> [Your task] Exactly reproduce the lines that follow.

-- start of Task input --

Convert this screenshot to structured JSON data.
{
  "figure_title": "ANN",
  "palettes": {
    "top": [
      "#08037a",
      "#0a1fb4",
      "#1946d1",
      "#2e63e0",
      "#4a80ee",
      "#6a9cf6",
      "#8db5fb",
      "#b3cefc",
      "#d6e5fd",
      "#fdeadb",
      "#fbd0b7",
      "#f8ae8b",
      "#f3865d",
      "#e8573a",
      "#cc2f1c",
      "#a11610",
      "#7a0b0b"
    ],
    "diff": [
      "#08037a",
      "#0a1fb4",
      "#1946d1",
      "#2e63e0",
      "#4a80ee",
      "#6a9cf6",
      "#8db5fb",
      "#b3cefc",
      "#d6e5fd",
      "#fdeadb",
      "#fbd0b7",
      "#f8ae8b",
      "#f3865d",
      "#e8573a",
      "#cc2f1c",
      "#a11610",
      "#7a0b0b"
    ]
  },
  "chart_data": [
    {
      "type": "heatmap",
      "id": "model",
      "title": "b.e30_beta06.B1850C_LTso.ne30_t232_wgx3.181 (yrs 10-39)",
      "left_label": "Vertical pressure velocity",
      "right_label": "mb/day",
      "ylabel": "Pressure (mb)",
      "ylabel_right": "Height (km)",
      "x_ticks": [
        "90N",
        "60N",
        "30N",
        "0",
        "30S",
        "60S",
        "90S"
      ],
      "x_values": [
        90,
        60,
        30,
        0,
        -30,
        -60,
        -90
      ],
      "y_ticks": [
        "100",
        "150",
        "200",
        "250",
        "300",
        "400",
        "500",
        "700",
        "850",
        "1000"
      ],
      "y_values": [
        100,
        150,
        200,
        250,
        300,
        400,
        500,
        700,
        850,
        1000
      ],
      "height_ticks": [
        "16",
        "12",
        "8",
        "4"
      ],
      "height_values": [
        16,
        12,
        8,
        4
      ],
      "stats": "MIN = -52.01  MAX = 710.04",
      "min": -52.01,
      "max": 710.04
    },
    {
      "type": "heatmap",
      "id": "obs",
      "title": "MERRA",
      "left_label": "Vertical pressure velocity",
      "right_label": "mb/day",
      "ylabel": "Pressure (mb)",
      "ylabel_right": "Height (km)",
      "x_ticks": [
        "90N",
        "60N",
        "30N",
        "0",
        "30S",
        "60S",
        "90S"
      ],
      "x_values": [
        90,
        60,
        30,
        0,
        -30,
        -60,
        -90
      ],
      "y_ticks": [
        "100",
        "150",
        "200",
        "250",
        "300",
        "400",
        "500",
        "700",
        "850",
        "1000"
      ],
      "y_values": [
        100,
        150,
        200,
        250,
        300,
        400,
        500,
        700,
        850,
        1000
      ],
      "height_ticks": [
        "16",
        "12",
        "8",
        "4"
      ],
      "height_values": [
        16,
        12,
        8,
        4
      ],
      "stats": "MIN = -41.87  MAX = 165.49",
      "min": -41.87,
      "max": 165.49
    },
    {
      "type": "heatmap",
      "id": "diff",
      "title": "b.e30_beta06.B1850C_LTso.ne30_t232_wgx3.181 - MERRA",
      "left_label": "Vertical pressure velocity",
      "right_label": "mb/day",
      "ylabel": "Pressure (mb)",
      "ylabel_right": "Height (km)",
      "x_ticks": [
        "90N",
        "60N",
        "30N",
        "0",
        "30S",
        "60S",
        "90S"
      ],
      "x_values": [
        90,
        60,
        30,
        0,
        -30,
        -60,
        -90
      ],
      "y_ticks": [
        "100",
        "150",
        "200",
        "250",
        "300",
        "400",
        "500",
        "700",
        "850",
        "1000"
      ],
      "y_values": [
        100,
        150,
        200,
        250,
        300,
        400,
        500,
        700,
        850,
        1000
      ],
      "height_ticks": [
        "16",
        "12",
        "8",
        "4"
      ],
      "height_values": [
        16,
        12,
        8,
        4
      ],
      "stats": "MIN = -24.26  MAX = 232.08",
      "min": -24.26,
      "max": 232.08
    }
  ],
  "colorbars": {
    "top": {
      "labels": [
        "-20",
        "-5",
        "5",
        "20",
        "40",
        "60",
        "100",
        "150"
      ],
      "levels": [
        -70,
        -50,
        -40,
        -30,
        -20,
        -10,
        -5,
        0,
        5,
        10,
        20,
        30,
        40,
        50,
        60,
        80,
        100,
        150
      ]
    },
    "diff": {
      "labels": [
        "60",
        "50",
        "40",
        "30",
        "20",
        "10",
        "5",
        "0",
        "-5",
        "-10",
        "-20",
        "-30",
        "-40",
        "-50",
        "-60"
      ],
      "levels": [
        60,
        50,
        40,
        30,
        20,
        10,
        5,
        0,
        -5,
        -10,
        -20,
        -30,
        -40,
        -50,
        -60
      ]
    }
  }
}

-- end of Task input --

> [Written response]
Convert this screenshot to structured JSON data.
{
  "figure_title": "ANN",
  "palettes": {
    "top": [
      "#08037a",
      "#0a1fb4",
      "#1946d1",
      "#2e63e0",
      "#4a80ee",
      "#6a9cf6",
      "#8db5fb",
      "#b3cefc",
      "#d6e5fd",
      "#fdeadb",
      "#fbd0b7",
      "#f8ae8b",
      "#f3865d",
      "#e8573a",
      "#cc2f1c",
      "#a11610",
      "#7a0b0b"
    ],
    "diff": [
      "#08037a",
      "#0a1fb4",
      "#1946d1",
      "#2e63e0",
      "#4a80ee",
      "#6a9cf6",
      "#8db5fb",
      "#b3cefc",
      "#d6e5fd",
      "#fdeadb",
      "#fbd0b7",
      "#f8ae8b",
      "#f3865d",
      "#e8573a",
      "#cc2f1c",
      "#a11610",
      "#7a0b0b"
    ]
  },
  "chart_data": [
    {
      "type": "heatmap",
      "id": "model",
      "title": "b.e30_beta06.B1850C_LTso.ne30_t232_wgx3.181 (yrs 10-39)",
      "left_label": "Vertical pressure velocity",
      "right_label": "mb/day",
      "ylabel": "Pressure (mb)",
      "ylabel_right": "Height (km)",
      "x_ticks": [
        "90N",
        "60N",
        "30N",
        "0",
        "30S",
        "60S",
        "90S"
      ],
      "x_values": [
        90,
        60,
        30,
        0,
        -30,
        -60,
        -90
      ],
      "y_ticks": [
        "100",
        "150",
        "200",
        "250",
        "300",
        "400",
        "500",
        "700",
        "850",
        "1000"
      ],
      "y_values": [
        100,
        150,
        200,
        250,
        300,
        400,
        500,
        700,
        850,
        1000
      ],
      "height_ticks": [
        "16",
        "12",
        "8",
        "4"
      ],
      "height_values": [
        16,
        12,
        8,
        4
      ],
      "stats": "MIN = -52.01  MAX = 710.04",
      "min": -52.01,
      "max": 710.04
    },
    {
      "type": "heatmap",
      "id": "obs",
      "title": "MERRA",
      "left_label": "Vertical pressure velocity",
      "right_label": "mb/day",
      "ylabel": "Pressure (mb)",
      "ylabel_right": "Height (km)",
      "x_ticks": [
        "90N",
        "60N",
        "30N",
        "0",
        "30S",
        "60S",
        "90S"
      ],
      "x_values": [
        90,
        60,
        30,
        0,
        -30,
        -60,
        -90
      ],
      "y_ticks": [
        "100",
        "150",
        "200",
        "250",
        "300",
        "400",
        "500",
        "700",
        "850",
        "1000"
      ],
      "y_values": [
        100,
        150,
        200,
        250,
        300,
        400,
        500,
        700,
        850,
        1000
      ],
      "height_ticks": [
        "16",
        "12",
        "8",
        "4"
      ],
      "height_values": [
        16,
        12,
        8,
        4
      ],
      "stats": "MIN = -41.87  MAX = 165.49",
      "min": -41.87,
      "max": 165.49
    },
    {
      "type": "heatmap",
      "id": "diff",
      "title": "b.e30_beta06.B1850C_LTso.ne30_t232_wgx3.181 - MERRA",
      "left_label": "Vertical pressure velocity",
      "right_label": "mb/day",
      "ylabel": "Pressure (mb)",
      "ylabel_right": "Height (km)",
      "x_ticks": [
        "90N",
        "60N",
        "30N",
        "0",
        "30S",
        "60S",
        "90S"
      ],
      "x_values": [
        90,
        60,
        30,
        0,
        -30,
        -60,
        -90
      ],
      "y_ticks": [
        "100",
        "150",
        "200",
        "250",
        "300",
        "400",
        "500",
        "700",
        "850",
        "1000"
      ],
      "y_values": [
        100,
        150,
        200,
        250,
        300,
        400,
        500,
        700,
        850,
        1000
      ],
      "height_ticks": [
        "16",
        "12",
        "8",
        "4"
      ],
      "height_values": [
        16,
        12,
        8,
        4
      ],
      "stats": "MIN = -24.26  MAX = 232.08",
      "min": -24.26,
      "max": 232.08
    }
  ],
  "colorbars": {
    "top": {
      "labels": [
        "-20",
        "-5",
        "5",
        "20",
        "40",
        "60",
        "100",
        "150"
      ],
      "levels": [
        -70,
        -50,
        -40,
        -30,
        -20,
        -10,
        -5,
        0,
        5,
        10,
        20,
        30,
        40,
        50,
        60,
        80,
        100,
        150
      ]
    },
    "diff": {
      "labels": [
        "60",
        "50",
        "40",
        "30",
        "20",
        "10",
        "5",
        "0",
        "-5",
        "-10",
        "-20",
        "-30",
        "-40",
        "-50",
        "-60"
      ],
      "levels": [
        60,
        50,
        40,
        30,
        20,
        10,
        5,
        0,
        -5,
        -10,
        -20,
        -30,
        -40,
        -50,
        -60
      ]
    }
  }
}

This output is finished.